## Exercise objective:
Emit the entire listing verbatim.

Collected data
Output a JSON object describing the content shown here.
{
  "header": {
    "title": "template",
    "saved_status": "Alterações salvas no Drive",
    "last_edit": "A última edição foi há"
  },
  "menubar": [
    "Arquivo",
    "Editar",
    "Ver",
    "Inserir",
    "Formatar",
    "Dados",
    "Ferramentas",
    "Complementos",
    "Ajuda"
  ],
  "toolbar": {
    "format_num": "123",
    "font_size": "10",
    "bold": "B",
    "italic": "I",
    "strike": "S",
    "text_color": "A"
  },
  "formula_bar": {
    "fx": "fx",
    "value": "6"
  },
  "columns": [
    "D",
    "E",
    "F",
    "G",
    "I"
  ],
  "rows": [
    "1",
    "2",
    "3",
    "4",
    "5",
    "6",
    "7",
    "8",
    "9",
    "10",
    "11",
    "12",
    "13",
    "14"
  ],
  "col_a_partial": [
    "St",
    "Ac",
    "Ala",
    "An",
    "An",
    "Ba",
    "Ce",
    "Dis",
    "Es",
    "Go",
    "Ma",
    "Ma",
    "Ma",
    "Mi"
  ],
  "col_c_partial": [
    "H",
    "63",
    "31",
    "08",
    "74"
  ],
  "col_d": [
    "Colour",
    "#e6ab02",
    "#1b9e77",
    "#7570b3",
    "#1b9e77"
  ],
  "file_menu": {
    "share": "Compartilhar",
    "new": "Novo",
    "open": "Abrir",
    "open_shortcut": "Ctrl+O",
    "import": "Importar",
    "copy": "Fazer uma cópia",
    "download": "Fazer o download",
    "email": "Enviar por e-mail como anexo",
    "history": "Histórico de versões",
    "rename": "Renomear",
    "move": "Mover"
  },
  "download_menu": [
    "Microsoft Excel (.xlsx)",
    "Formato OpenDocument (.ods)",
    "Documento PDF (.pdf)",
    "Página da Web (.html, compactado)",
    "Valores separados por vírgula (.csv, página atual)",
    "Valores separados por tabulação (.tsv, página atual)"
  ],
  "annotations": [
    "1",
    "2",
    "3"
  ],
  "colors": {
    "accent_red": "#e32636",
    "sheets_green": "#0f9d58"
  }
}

## Result of this task:
Output a JSON object describing the content shown here.
{
  "header": {
    "title": "template",
    "saved_status": "Alterações salvas no Drive",
    "last_edit": "A última edição foi há"
  },
  "menubar": [
    "Arquivo",
    "Editar",
    "Ver",
    "Inserir",
    "Formatar",
    "Dados",
    "Ferramentas",
    "Complementos",
    "Ajuda"
  ],
  "toolbar": {
    "format_num": "123",
    "font_size": "10",
    "bold": "B",
    "italic": "I",
    "strike": "S",
    "text_color": "A"
  },
  "formula_bar": {
    "fx": "fx",
    "value": "6"
  },
  "columns": [
    "D",
    "E",
    "F",
    "G",
    "I"
  ],
  "rows": [
    "1",
    "2",
    "3",
    "4",
    "5",
    "6",
    "7",
    "8",
    "9",
    "10",
    "11",
    "12",
    "13",
    "14"
  ],
  "col_a_partial": [
    "St",
    "Ac",
    "Ala",
    "An",
    "An",
    "Ba",
    "Ce",
    "Dis",
    "Es",
    "Go",
    "Ma",
    "Ma",
    "Ma",
    "Mi"
  ],
  "col_c_partial": [
    "H",
    "63",
    "31",
    "08",
    "74"
  ],
  "col_d": [
    "Colour",
    "#e6ab02",
    "#1b9e77",
    "#7570b3",
    "#1b9e77"
  ],
  "file_menu": {
    "share": "Compartilhar",
    "new": "Novo",
    "open": "Abrir",
    "open_shortcut": "Ctrl+O",
    "import": "Importar",
    "copy": "Fazer uma cópia",
    "download": "Fazer o download",
    "email": "Enviar por e-mail como anexo",
    "history": "Histórico de versões",
    "rename": "Renomear",
    "move": "Mover"
  },
  "download_menu": [
    "Microsoft Excel (.xlsx)",
    "Formato OpenDocument (.ods)",
    "Documento PDF (.pdf)",
    "Página da Web (.html, compactado)",
    "Valores separados por vírgula (.csv, página atual)",
    "Valores separados por tabulação (.tsv, página atual)"
  ],
  "annotations": [
    "1",
    "2",
    "3"
  ],
  "colors": {
    "accent_red": "#e32636",
    "sheets_green": "#0f9d58"
  }
}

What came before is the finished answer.